» INFORMATION SUPPLIED:

──────────────────────────────

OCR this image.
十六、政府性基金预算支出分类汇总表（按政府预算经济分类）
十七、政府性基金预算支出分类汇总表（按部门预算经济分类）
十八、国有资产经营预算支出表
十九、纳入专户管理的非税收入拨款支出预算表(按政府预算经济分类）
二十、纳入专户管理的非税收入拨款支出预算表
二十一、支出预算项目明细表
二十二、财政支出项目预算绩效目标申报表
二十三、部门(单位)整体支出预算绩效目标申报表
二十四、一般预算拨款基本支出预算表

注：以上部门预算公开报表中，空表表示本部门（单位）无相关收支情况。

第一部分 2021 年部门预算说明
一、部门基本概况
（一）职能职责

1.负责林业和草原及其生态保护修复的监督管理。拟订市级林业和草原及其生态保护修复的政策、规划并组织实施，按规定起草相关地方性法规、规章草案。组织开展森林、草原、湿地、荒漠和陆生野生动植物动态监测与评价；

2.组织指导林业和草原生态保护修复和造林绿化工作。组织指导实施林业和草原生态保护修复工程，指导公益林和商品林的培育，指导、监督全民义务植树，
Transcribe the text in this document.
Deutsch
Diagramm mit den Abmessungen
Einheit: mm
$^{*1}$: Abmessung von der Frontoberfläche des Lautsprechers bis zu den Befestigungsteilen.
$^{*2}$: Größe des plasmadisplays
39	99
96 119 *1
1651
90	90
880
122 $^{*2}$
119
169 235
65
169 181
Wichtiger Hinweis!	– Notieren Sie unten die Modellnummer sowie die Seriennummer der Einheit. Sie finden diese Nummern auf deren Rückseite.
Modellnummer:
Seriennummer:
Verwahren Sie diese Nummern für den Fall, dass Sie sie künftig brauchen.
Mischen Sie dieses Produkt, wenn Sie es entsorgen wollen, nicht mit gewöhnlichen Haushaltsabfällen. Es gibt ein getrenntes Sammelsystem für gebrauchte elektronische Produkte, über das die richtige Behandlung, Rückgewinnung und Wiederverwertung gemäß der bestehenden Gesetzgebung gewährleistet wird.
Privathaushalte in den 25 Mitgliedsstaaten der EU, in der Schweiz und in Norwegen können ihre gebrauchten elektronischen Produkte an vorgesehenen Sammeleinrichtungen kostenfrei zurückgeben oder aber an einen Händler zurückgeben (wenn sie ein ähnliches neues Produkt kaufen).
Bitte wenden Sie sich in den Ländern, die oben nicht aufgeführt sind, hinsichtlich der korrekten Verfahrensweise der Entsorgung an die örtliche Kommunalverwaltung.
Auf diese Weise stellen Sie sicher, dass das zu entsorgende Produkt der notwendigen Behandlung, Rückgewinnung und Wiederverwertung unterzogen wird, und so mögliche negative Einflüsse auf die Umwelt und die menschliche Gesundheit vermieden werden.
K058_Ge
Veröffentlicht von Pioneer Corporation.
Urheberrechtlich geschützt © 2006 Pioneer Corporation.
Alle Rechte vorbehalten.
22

──────────────────────────────

» STATED GOAL: Looking at the records above, say how many lines hold the string "this". Write nothing but the number.

» FINISHED ANSWER: 2